Dataset excerpts:
-- BEGIN --

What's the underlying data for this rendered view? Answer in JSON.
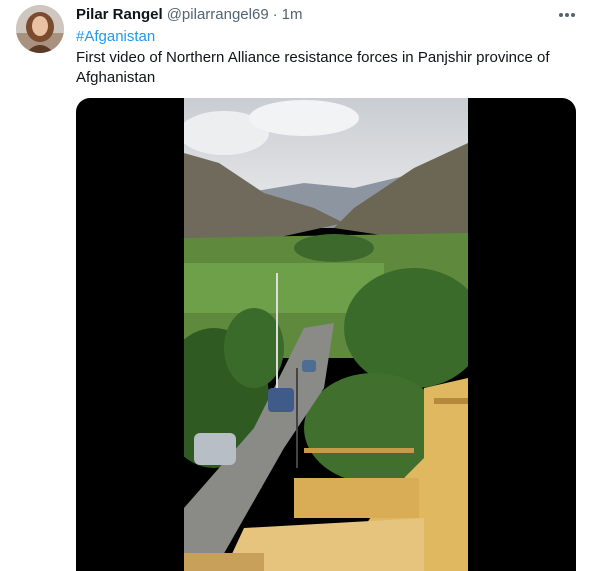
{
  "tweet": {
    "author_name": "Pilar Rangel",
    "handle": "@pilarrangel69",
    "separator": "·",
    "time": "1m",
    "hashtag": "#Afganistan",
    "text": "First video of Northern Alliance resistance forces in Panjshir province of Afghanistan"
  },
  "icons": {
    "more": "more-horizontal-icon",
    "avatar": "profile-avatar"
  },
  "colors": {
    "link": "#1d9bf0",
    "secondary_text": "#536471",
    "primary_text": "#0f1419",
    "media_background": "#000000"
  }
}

-- END --
-- BEGIN --

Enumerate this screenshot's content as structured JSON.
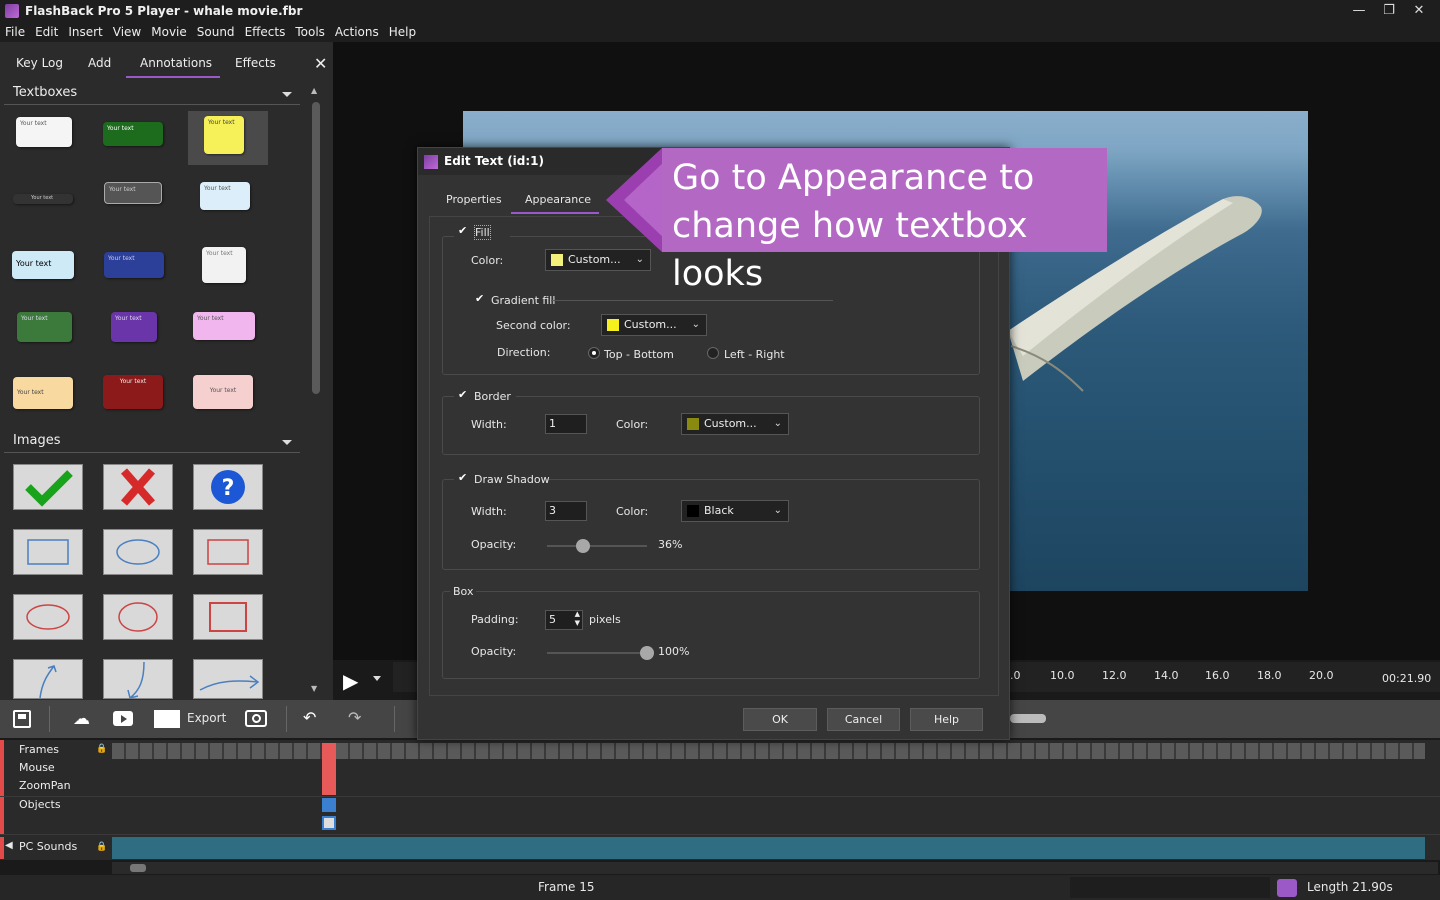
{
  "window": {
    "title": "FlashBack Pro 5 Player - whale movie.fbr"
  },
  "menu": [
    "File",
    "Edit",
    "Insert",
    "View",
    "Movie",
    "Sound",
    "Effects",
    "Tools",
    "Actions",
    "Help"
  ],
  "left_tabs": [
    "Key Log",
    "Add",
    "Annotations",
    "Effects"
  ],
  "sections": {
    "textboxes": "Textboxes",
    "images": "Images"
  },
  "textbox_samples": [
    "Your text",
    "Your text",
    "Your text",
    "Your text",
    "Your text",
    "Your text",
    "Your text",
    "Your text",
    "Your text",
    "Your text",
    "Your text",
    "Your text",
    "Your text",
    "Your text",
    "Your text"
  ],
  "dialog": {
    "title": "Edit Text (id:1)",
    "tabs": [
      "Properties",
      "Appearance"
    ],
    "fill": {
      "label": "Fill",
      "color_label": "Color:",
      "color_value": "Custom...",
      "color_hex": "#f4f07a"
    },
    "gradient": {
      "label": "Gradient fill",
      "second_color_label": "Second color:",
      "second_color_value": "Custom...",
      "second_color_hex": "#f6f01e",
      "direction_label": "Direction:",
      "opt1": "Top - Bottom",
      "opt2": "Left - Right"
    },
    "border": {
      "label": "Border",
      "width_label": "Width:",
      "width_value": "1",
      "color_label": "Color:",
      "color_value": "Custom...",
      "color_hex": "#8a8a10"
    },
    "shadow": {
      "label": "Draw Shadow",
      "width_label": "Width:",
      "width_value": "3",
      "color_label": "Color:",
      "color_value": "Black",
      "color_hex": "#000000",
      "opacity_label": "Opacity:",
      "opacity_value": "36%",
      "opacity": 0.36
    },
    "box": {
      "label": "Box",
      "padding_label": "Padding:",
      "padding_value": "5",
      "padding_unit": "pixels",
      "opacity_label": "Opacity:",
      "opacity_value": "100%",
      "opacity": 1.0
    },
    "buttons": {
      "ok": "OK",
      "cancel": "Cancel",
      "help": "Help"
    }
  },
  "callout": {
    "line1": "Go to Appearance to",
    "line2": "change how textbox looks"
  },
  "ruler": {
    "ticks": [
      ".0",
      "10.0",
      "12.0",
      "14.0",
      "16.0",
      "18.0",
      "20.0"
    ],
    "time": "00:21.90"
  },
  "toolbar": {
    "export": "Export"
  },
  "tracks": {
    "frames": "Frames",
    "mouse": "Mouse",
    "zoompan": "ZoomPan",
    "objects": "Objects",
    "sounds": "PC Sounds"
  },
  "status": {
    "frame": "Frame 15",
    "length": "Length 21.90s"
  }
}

-- END --

§ **Set exercise**
Show each line of the data that contains the string "Appearance".

§ **Written solution**
      "Appearance"
    "line1": "Go to Appearance to",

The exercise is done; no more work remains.